(Entries taken from a collection)
---------------

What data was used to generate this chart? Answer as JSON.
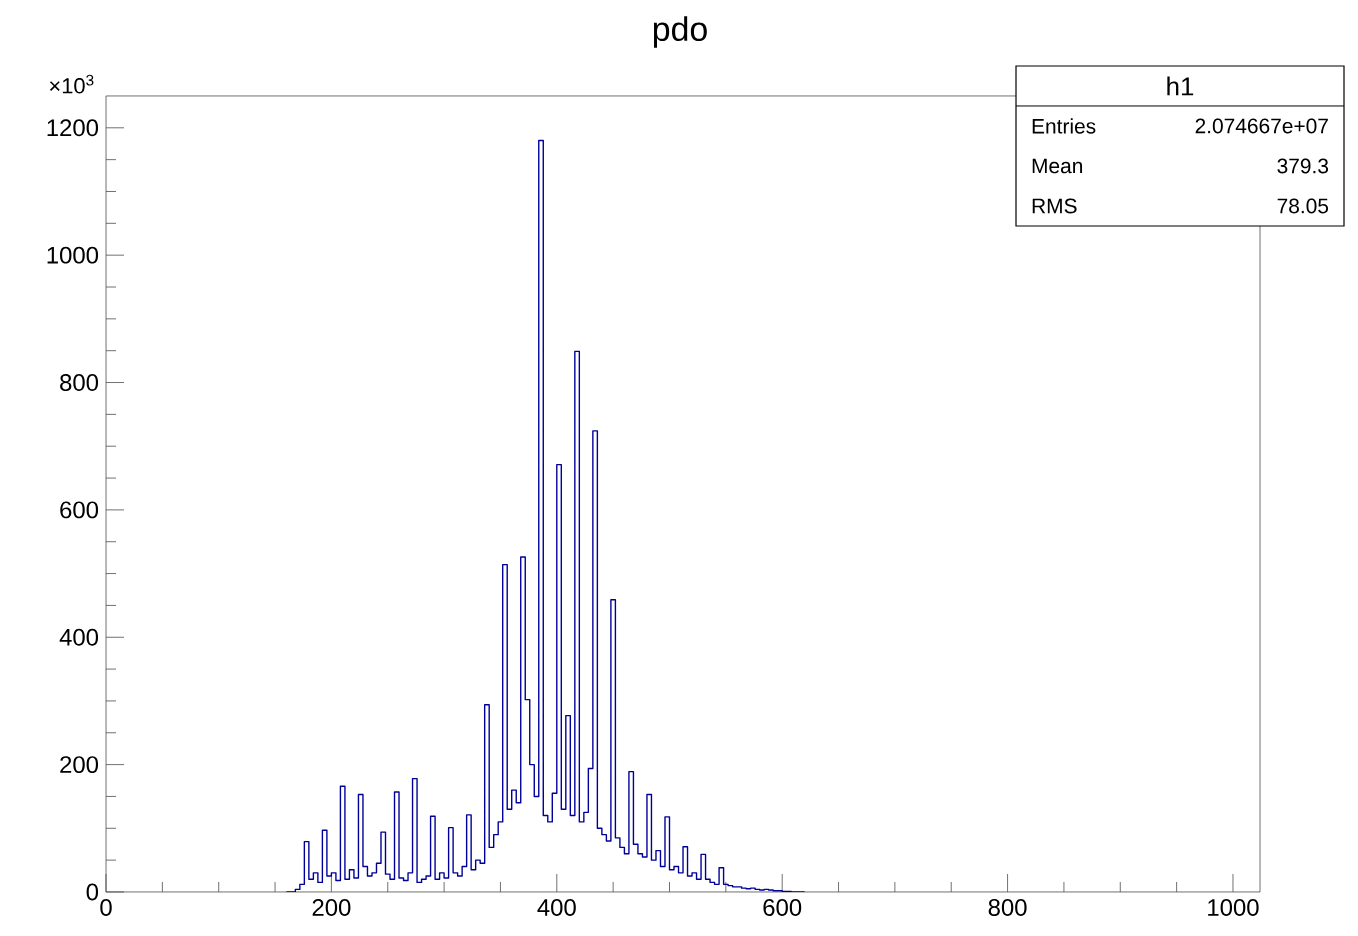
{
  "chart_data": {
    "type": "histogram",
    "title": "pdo",
    "color": "#000099",
    "annotations": [
      "×10$^{3}$",
      "h1",
      "Entries",
      "2.074667e+07",
      "Mean",
      "379.3",
      "RMS",
      "78.05"
    ],
    "bins": [
      160,
      164,
      168,
      172,
      176,
      180,
      184,
      188,
      192,
      196,
      200,
      204,
      208,
      212,
      216,
      220,
      224,
      228,
      232,
      236,
      240,
      244,
      248,
      252,
      256,
      260,
      264,
      268,
      272,
      276,
      280,
      284,
      288,
      292,
      296,
      300,
      304,
      308,
      312,
      316,
      320,
      324,
      328,
      332,
      336,
      340,
      344,
      348,
      352,
      356,
      360,
      364,
      368,
      372,
      376,
      380,
      384,
      388,
      392,
      396,
      400,
      404,
      408,
      412,
      416,
      420,
      424,
      428,
      432,
      436,
      440,
      444,
      448,
      452,
      456,
      460,
      464,
      468,
      472,
      476,
      480,
      484,
      488,
      492,
      496,
      500,
      504,
      508,
      512,
      516,
      520,
      524,
      528,
      532,
      536,
      540,
      544,
      548,
      552,
      556,
      560,
      564,
      568,
      572,
      576,
      580,
      584,
      588,
      592,
      596,
      600,
      604,
      608,
      612,
      616,
      620
    ],
    "values": [
      0,
      0,
      4,
      12,
      79,
      20,
      30,
      15,
      97,
      25,
      30,
      18,
      166,
      20,
      35,
      22,
      153,
      40,
      25,
      30,
      45,
      94,
      28,
      20,
      157,
      22,
      18,
      30,
      178,
      15,
      20,
      25,
      119,
      20,
      30,
      22,
      101,
      30,
      25,
      40,
      121,
      35,
      50,
      45,
      294,
      70,
      90,
      110,
      514,
      130,
      160,
      140,
      526,
      302,
      200,
      150,
      1180,
      120,
      110,
      155,
      671,
      130,
      277,
      120,
      849,
      110,
      125,
      194,
      724,
      100,
      90,
      80,
      459,
      85,
      70,
      60,
      189,
      75,
      60,
      55,
      153,
      50,
      65,
      40,
      118,
      35,
      40,
      30,
      71,
      25,
      30,
      20,
      59,
      20,
      15,
      12,
      38,
      12,
      10,
      8,
      8,
      6,
      5,
      6,
      4,
      3,
      4,
      3,
      2,
      2,
      1,
      1,
      0,
      0,
      0
    ],
    "xlim": [
      0,
      1024
    ],
    "ylim": [
      0,
      1250
    ],
    "xticks": [
      0,
      200,
      400,
      600,
      800,
      1000
    ],
    "yticks": [
      0,
      200,
      400,
      600,
      800,
      1000,
      1200
    ],
    "grid": false
  }
}
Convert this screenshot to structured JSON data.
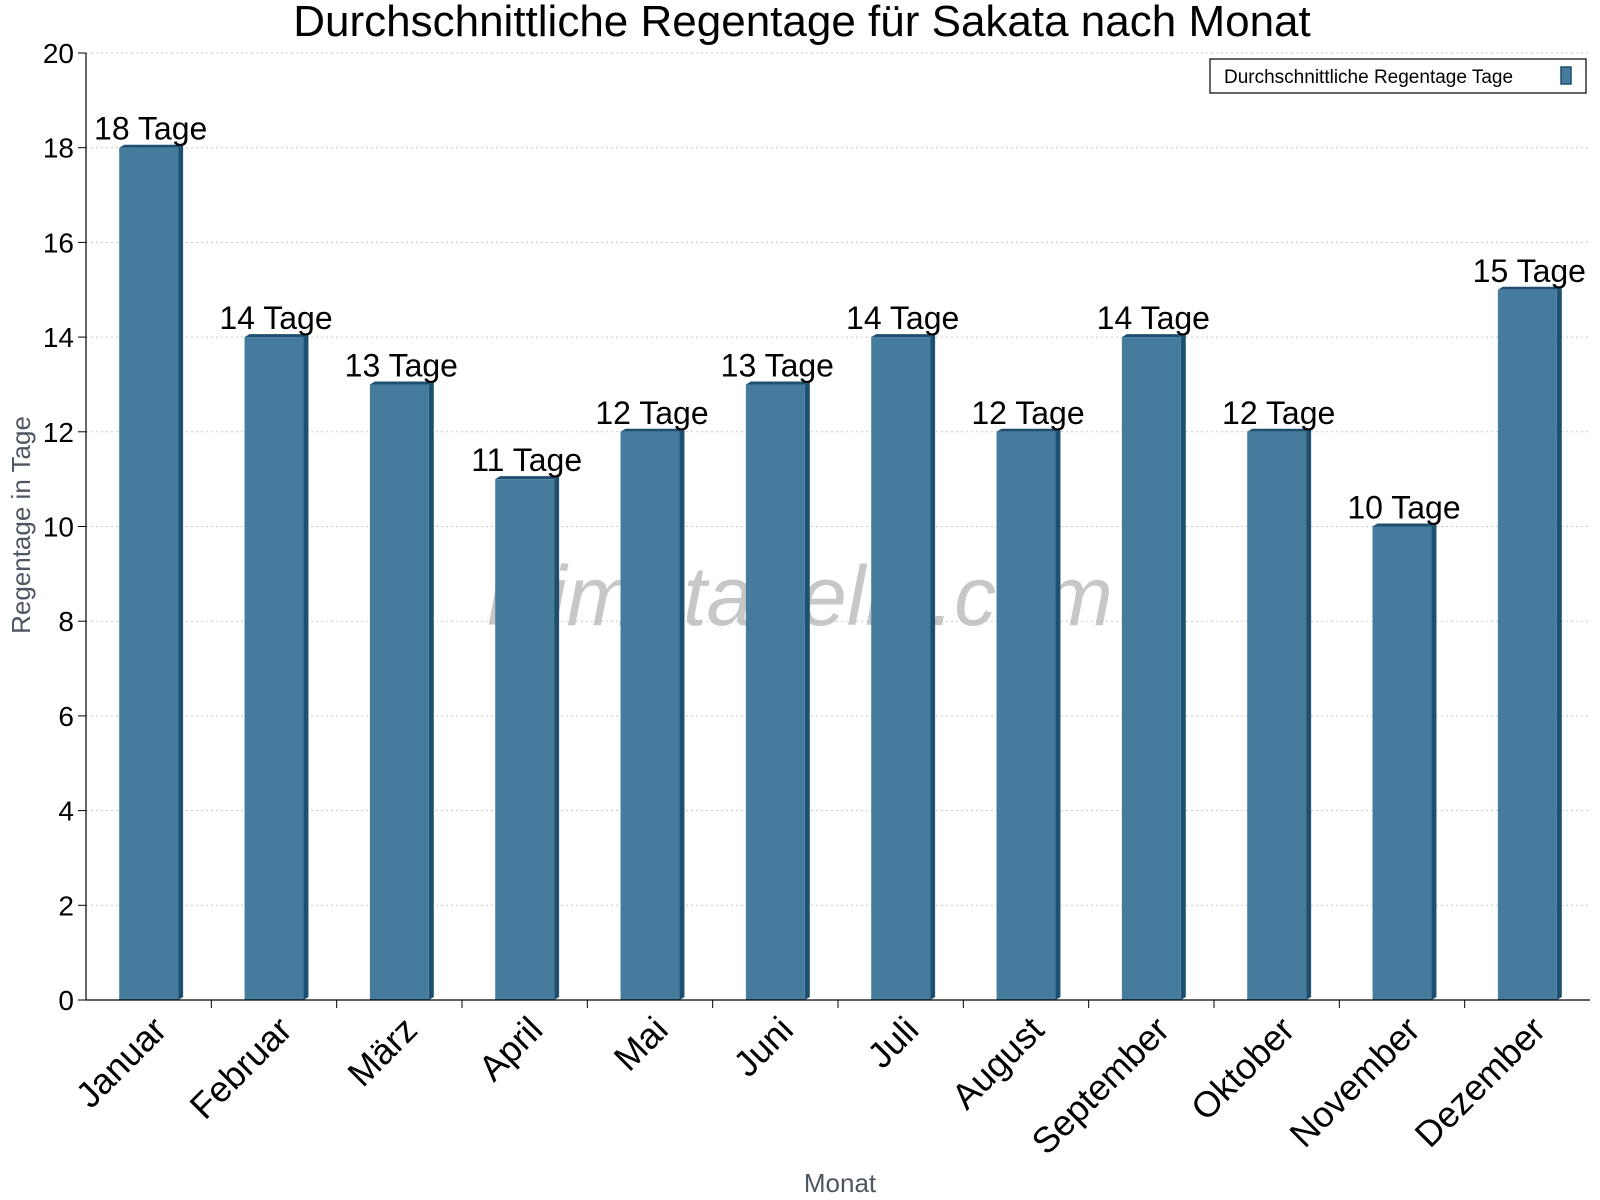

---------------

[YOUR INSTRUCTIONS]:
The listing above must be printed again exactly, minus its pictures.

[CORRECT OUTPUT]:
What data was used to generate this chart? Answer as JSON.
{
  "chart_data": {
    "type": "histogram",
    "title": "pdo",
    "color": "#000099",
    "annotations": [
      "×10$^{3}$",
      "h1",
      "Entries",
      "2.074667e+07",
      "Mean",
      "379.3",
      "RMS",
      "78.05"
    ],
    "bins": [
      160,
      164,
      168,
      172,
      176,
      180,
      184,
      188,
      192,
      196,
      200,
      204,
      208,
      212,
      216,
      220,
      224,
      228,
      232,
      236,
      240,
      244,
      248,
      252,
      256,
      260,
      264,
      268,
      272,
      276,
      280,
      284,
      288,
      292,
      296,
      300,
      304,
      308,
      312,
      316,
      320,
      324,
      328,
      332,
      336,
      340,
      344,
      348,
      352,
      356,
      360,
      364,
      368,
      372,
      376,
      380,
      384,
      388,
      392,
      396,
      400,
      404,
      408,
      412,
      416,
      420,
      424,
      428,
      432,
      436,
      440,
      444,
      448,
      452,
      456,
      460,
      464,
      468,
      472,
      476,
      480,
      484,
      488,
      492,
      496,
      500,
      504,
      508,
      512,
      516,
      520,
      524,
      528,
      532,
      536,
      540,
      544,
      548,
      552,
      556,
      560,
      564,
      568,
      572,
      576,
      580,
      584,
      588,
      592,
      596,
      600,
      604,
      608,
      612,
      616,
      620
    ],
    "values": [
      0,
      0,
      4,
      12,
      79,
      20,
      30,
      15,
      97,
      25,
      30,
      18,
      166,
      20,
      35,
      22,
      153,
      40,
      25,
      30,
      45,
      94,
      28,
      20,
      157,
      22,
      18,
      30,
      178,
      15,
      20,
      25,
      119,
      20,
      30,
      22,
      101,
      30,
      25,
      40,
      121,
      35,
      50,
      45,
      294,
      70,
      90,
      110,
      514,
      130,
      160,
      140,
      526,
      302,
      200,
      150,
      1180,
      120,
      110,
      155,
      671,
      130,
      277,
      120,
      849,
      110,
      125,
      194,
      724,
      100,
      90,
      80,
      459,
      85,
      70,
      60,
      189,
      75,
      60,
      55,
      153,
      50,
      65,
      40,
      118,
      35,
      40,
      30,
      71,
      25,
      30,
      20,
      59,
      20,
      15,
      12,
      38,
      12,
      10,
      8,
      8,
      6,
      5,
      6,
      4,
      3,
      4,
      3,
      2,
      2,
      1,
      1,
      0,
      0,
      0
    ],
    "xlim": [
      0,
      1024
    ],
    "ylim": [
      0,
      1250
    ],
    "xticks": [
      0,
      200,
      400,
      600,
      800,
      1000
    ],
    "yticks": [
      0,
      200,
      400,
      600,
      800,
      1000,
      1200
    ],
    "grid": false
  }
}
Convert this screenshot to structured JSON data.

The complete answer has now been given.